begin TEXT PASSAGE

Re: [PATCH v18 04/19] EDAC: Add memory repair control feature

From: Jonathan Cameron
Date: Mon Jan 13 2025 - 06:08:04 EST


On Sat, 11 Jan 2025 18:12:43 +0100
Borislav Petkov <bp@xxxxxxxxx> wrote:

> On Thu, Jan 09, 2025 at 06:34:48PM +0000, Jonathan Cameron wrote:
> > Today you can. Seems we are talking cross purposes.
> >
> > I'm confused. I thought your proposal was for "bank" attribute to present an
> > allowed range on read.
> > "bank" attribute is currently written to and read back as the value of the bank on which
> > to conduct a repair. Maybe this disconnect is down to the fact max_ and min_
> > attributes should have been marked as RO in the docs. They aren't controls,
> > just presentation of limits to userspace.
> >
> > Was intent a separate bank_range type attribute rather than max_bank, min_bank?
>
> I don't know - I'm just throwing ideas out there. You could do:
>
> cat /sys/.../bank
>
> and that gives you
>
> [<low> <current_value> <high>]
>
> So you have all the needed information. Dunno if this would be abusing sysfs
> rules too much tho.

We could do that, trade off between count of files and parsing complexity, but
given I don't expect anyone to parse the reads anyway, sure.

end TEXT PASSAGE
begin MATERIAL PROVIDED

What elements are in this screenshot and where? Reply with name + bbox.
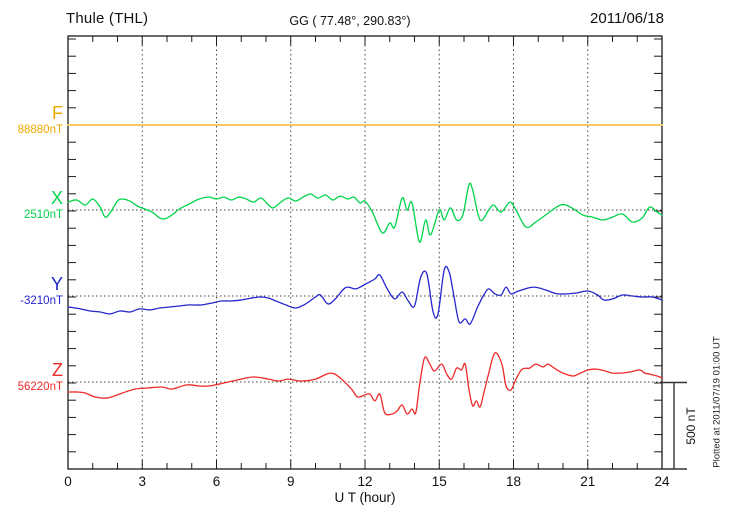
x-axis-tick-label: 21 <box>580 474 596 489</box>
x-axis-tick-label: 3 <box>138 474 147 489</box>
series-line-Y <box>67 265 663 325</box>
x-axis-title: U T (hour) <box>334 490 396 505</box>
channel-baseline-Z: 56220nT <box>17 381 63 393</box>
channel-letter-F: F <box>52 103 63 123</box>
x-axis-tick-label: 15 <box>431 474 447 489</box>
channel-letter-Y: Y <box>50 274 63 294</box>
x-axis-tick-label: 6 <box>212 474 221 489</box>
channel-baseline-Y: -3210nT <box>20 295 63 307</box>
x-axis-tick-label: 18 <box>505 474 522 489</box>
channel-baseline-X: 2510nT <box>23 209 63 221</box>
scale-bar-label: 500 nT <box>684 407 698 445</box>
station-title: Thule (THL) <box>66 10 149 27</box>
plotted-at-note: Plotted at 2011/07/19 01:00 UT <box>711 336 723 468</box>
channel-label-Z: Z 56220nT <box>0 360 63 394</box>
channel-label-Y: Y -3210nT <box>0 274 63 308</box>
channel-baseline-F: 88880nT <box>17 124 63 136</box>
geographic-coordinates: GG ( 77.48°, 290.83°) <box>289 14 411 28</box>
channel-label-F: F 88880nT <box>0 103 63 137</box>
x-axis-tick-label: 12 <box>357 474 373 489</box>
channel-letter-Z: Z <box>52 360 63 380</box>
x-axis-tick-label: 9 <box>286 474 295 489</box>
x-axis-tick-label: 0 <box>64 474 72 489</box>
x-axis-tick-label: 24 <box>654 474 670 489</box>
series-line-X <box>67 182 663 243</box>
series-line-Z <box>67 352 663 416</box>
channel-label-X: X 2510nT <box>0 188 63 222</box>
plot-date: 2011/06/18 <box>590 10 664 27</box>
channel-letter-X: X <box>50 188 63 208</box>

end MATERIAL PROVIDED

**EXERCISE INSTRUCTIONS**:
- A) In the patch discussion, how should the max_ and min_ attributes have been marked in the docs?
- B) Copy the stretch of the patch discussion from "On Sat, 11 Jan" through "than max_bank, min_bank?".

**ANSWER LIST**:
- A) As RO.

- B)
On Sat, 11 Jan 2025 18:12:43 +0100
Borislav Petkov <bp@xxxxxxxxx> wrote:

> On Thu, Jan 09, 2025 at 06:34:48PM +0000, Jonathan Cameron wrote:
> > Today you can. Seems we are talking cross purposes.
> >
> > I'm confused. I thought your proposal was for "bank" attribute to present an
> > allowed range on read.
> > "bank" attribute is currently written to and read back as the value of the bank on which
> > to conduct a repair. Maybe this disconnect is down to the fact max_ and min_
> > attributes should have been marked as RO in the docs. They aren't controls,
> > just presentation of limits to userspace.
> >
> > Was intent a separate bank_range type attribute rather than max_bank, min_bank?